* [DIRECTIONS]
Give an exact copy of every line, leaving images out.

* [DATA FOR PROCESSING]

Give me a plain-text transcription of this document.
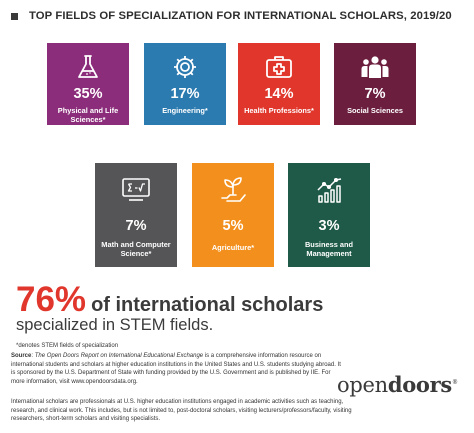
TOP FIELDS OF SPECIALIZATION FOR INTERNATIONAL SCHOLARS, 2019/20
35%
Physical and Life Sciences*
17%
Engineering*
14%
Health Professions*
7%
Social Sciences
7%
Math and Computer Science*
5%
Agriculture*
3%
Business and Management
76% of international scholars
specialized in STEM fields.
*denotes STEM fields of specialization
Source: The Open Doors Report on International Educational Exchange is a comprehensive information resource on international students and scholars at higher education institutions in the United States and U.S. students studying abroad. It is sponsored by the U.S. Department of State with funding provided by the U.S. Government and is published by IIE. For more information, visit www.opendoorsdata.org.
International scholars are professionals at U.S. higher education institutions engaged in academic activities such as teaching, research, and clinical work. This includes, but is not limited to, post-doctoral scholars, visiting lecturers/professors/faculty, visiting researchers, short-term scholars and visiting specialists.
opendoors®
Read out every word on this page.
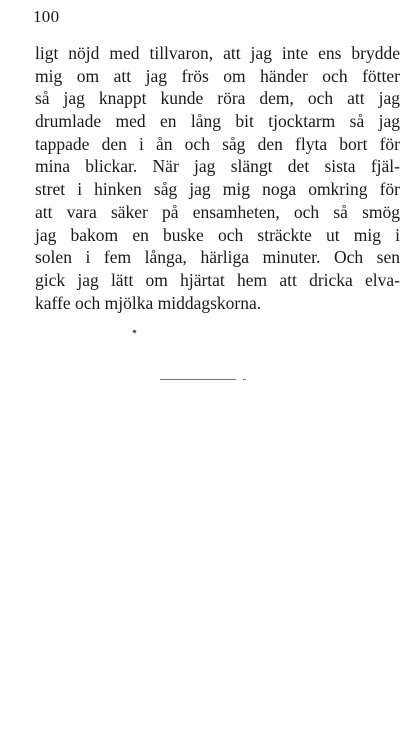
100
ligt nöjd med tillvaron, att jag inte ens brydde
mig om att jag frös om händer och fötter
så jag knappt kunde röra dem, och att jag
drumlade med en lång bit tjocktarm så jag
tappade den i ån och såg den flyta bort för
mina blickar. När jag slängt det sista fjäl-
stret i hinken såg jag mig noga omkring för
att vara säker på ensamheten, och så smög
jag bakom en buske och sträckte ut mig i
solen i fem långa, härliga minuter. Och sen
gick jag lätt om hjärtat hem att dricka elva-
kaffe och mjölka middagskorna.
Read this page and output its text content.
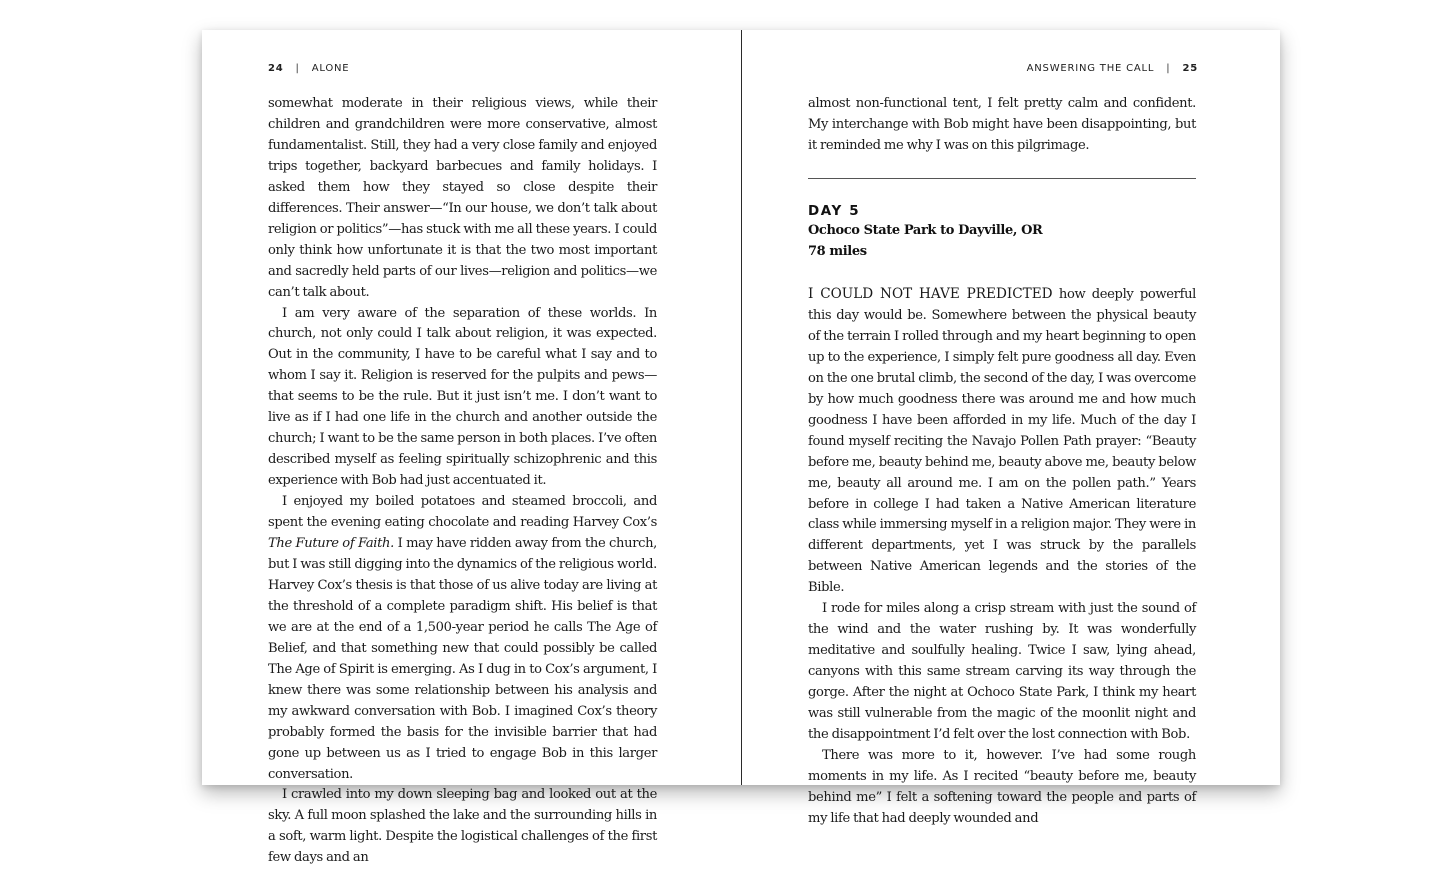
24 | ALONE

somewhat moderate in their religious views, while their children and grandchildren were more conservative, almost fundamentalist. Still, they had a very close family and enjoyed trips together, backyard barbecues and family holidays. I asked them how they stayed so close despite their differences. Their answer—“In our house, we don’t talk about religion or politics”—has stuck with me all these years. I could only think how unfortunate it is that the two most important and sacredly held parts of our lives—religion and politics—we can’t talk about.

I am very aware of the separation of these worlds. In church, not only could I talk about religion, it was expected. Out in the community, I have to be careful what I say and to whom I say it. Religion is reserved for the pulpits and pews—that seems to be the rule. But it just isn’t me. I don’t want to live as if I had one life in the church and another outside the church; I want to be the same person in both places. I’ve often described myself as feeling spiritually schizophrenic and this experience with Bob had just accentuated it.

I enjoyed my boiled potatoes and steamed broccoli, and spent the evening eating chocolate and reading Harvey Cox’s The Future of Faith. I may have ridden away from the church, but I was still digging into the dynamics of the religious world. Harvey Cox’s thesis is that those of us alive today are living at the threshold of a complete paradigm shift. His belief is that we are at the end of a 1,500-year period he calls The Age of Belief, and that something new that could possibly be called The Age of Spirit is emerging. As I dug in to Cox’s argument, I knew there was some relationship between his analysis and my awkward conversation with Bob. I imagined Cox’s theory probably formed the basis for the invisible barrier that had gone up between us as I tried to engage Bob in this larger conversation.

I crawled into my down sleeping bag and looked out at the sky. A full moon splashed the lake and the surrounding hills in a soft, warm light. Despite the logistical challenges of the first few days and an

ANSWERING THE CALL | 25

almost non-functional tent, I felt pretty calm and confident. My interchange with Bob might have been disappointing, but it reminded me why I was on this pilgrimage.

DAY 5
Ochoco State Park to Dayville, OR
78 miles

I COULD NOT HAVE PREDICTED how deeply powerful this day would be. Somewhere between the physical beauty of the terrain I rolled through and my heart beginning to open up to the experience, I simply felt pure goodness all day. Even on the one brutal climb, the second of the day, I was overcome by how much goodness there was around me and how much goodness I have been afforded in my life. Much of the day I found myself reciting the Navajo Pollen Path prayer: “Beauty before me, beauty behind me, beauty above me, beauty below me, beauty all around me. I am on the pollen path.” Years before in college I had taken a Native American literature class while immersing myself in a religion major. They were in different departments, yet I was struck by the parallels between Native American legends and the stories of the Bible.

I rode for miles along a crisp stream with just the sound of the wind and the water rushing by. It was wonderfully meditative and soulfully healing. Twice I saw, lying ahead, canyons with this same stream carving its way through the gorge. After the night at Ochoco State Park, I think my heart was still vulnerable from the magic of the moonlit night and the disappointment I’d felt over the lost connection with Bob.

There was more to it, however. I’ve had some rough moments in my life. As I recited “beauty before me, beauty behind me” I felt a softening toward the people and parts of my life that had deeply wounded and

* [OUTPUT FOR THIS TASK]
Give me a plain-text transcription of this document.
TOP FIELDS OF SPECIALIZATION FOR INTERNATIONAL SCHOLARS, 2019/20
35%
Physical and Life Sciences*
17%
Engineering*
14%
Health Professions*
7%
Social Sciences
7%
Math and Computer Science*
5%
Agriculture*
3%
Business and Management
76% of international scholars
specialized in STEM fields.
*denotes STEM fields of specialization
Source: The Open Doors Report on International Educational Exchange is a comprehensive information resource on international students and scholars at higher education institutions in the United States and U.S. students studying abroad. It is sponsored by the U.S. Department of State with funding provided by the U.S. Government and is published by IIE. For more information, visit www.opendoorsdata.org.
International scholars are professionals at U.S. higher education institutions engaged in academic activities such as teaching, research, and clinical work. This includes, but is not limited to, post-doctoral scholars, visiting lecturers/professors/faculty, visiting researchers, short-term scholars and visiting specialists.
opendoors®
Read out every word on this page.
100
ligt nöjd med tillvaron, att jag inte ens brydde
mig om att jag frös om händer och fötter
så jag knappt kunde röra dem, och att jag
drumlade med en lång bit tjocktarm så jag
tappade den i ån och såg den flyta bort för
mina blickar. När jag slängt det sista fjäl-
stret i hinken såg jag mig noga omkring för
att vara säker på ensamheten, och så smög
jag bakom en buske och sträckte ut mig i
solen i fem långa, härliga minuter. Och sen
gick jag lätt om hjärtat hem att dricka elva-
kaffe och mjölka middagskorna.
Read this page and output its text content.
24 | ALONE

somewhat moderate in their religious views, while their children and grandchildren were more conservative, almost fundamentalist. Still, they had a very close family and enjoyed trips together, backyard barbecues and family holidays. I asked them how they stayed so close despite their differences. Their answer—“In our house, we don’t talk about religion or politics”—has stuck with me all these years. I could only think how unfortunate it is that the two most important and sacredly held parts of our lives—religion and politics—we can’t talk about.

I am very aware of the separation of these worlds. In church, not only could I talk about religion, it was expected. Out in the community, I have to be careful what I say and to whom I say it. Religion is reserved for the pulpits and pews—that seems to be the rule. But it just isn’t me. I don’t want to live as if I had one life in the church and another outside the church; I want to be the same person in both places. I’ve often described myself as feeling spiritually schizophrenic and this experience with Bob had just accentuated it.

I enjoyed my boiled potatoes and steamed broccoli, and spent the evening eating chocolate and reading Harvey Cox’s The Future of Faith. I may have ridden away from the church, but I was still digging into the dynamics of the religious world. Harvey Cox’s thesis is that those of us alive today are living at the threshold of a complete paradigm shift. His belief is that we are at the end of a 1,500-year period he calls The Age of Belief, and that something new that could possibly be called The Age of Spirit is emerging. As I dug in to Cox’s argument, I knew there was some relationship between his analysis and my awkward conversation with Bob. I imagined Cox’s theory probably formed the basis for the invisible barrier that had gone up between us as I tried to engage Bob in this larger conversation.

I crawled into my down sleeping bag and looked out at the sky. A full moon splashed the lake and the surrounding hills in a soft, warm light. Despite the logistical challenges of the first few days and an

ANSWERING THE CALL | 25

almost non-functional tent, I felt pretty calm and confident. My interchange with Bob might have been disappointing, but it reminded me why I was on this pilgrimage.

DAY 5
Ochoco State Park to Dayville, OR
78 miles

I COULD NOT HAVE PREDICTED how deeply powerful this day would be. Somewhere between the physical beauty of the terrain I rolled through and my heart beginning to open up to the experience, I simply felt pure goodness all day. Even on the one brutal climb, the second of the day, I was overcome by how much goodness there was around me and how much goodness I have been afforded in my life. Much of the day I found myself reciting the Navajo Pollen Path prayer: “Beauty before me, beauty behind me, beauty above me, beauty below me, beauty all around me. I am on the pollen path.” Years before in college I had taken a Native American literature class while immersing myself in a religion major. They were in different departments, yet I was struck by the parallels between Native American legends and the stories of the Bible.

I rode for miles along a crisp stream with just the sound of the wind and the water rushing by. It was wonderfully meditative and soulfully healing. Twice I saw, lying ahead, canyons with this same stream carving its way through the gorge. After the night at Ochoco State Park, I think my heart was still vulnerable from the magic of the moonlit night and the disappointment I’d felt over the lost connection with Bob.

There was more to it, however. I’ve had some rough moments in my life. As I recited “beauty before me, beauty behind me” I felt a softening toward the people and parts of my life that had deeply wounded and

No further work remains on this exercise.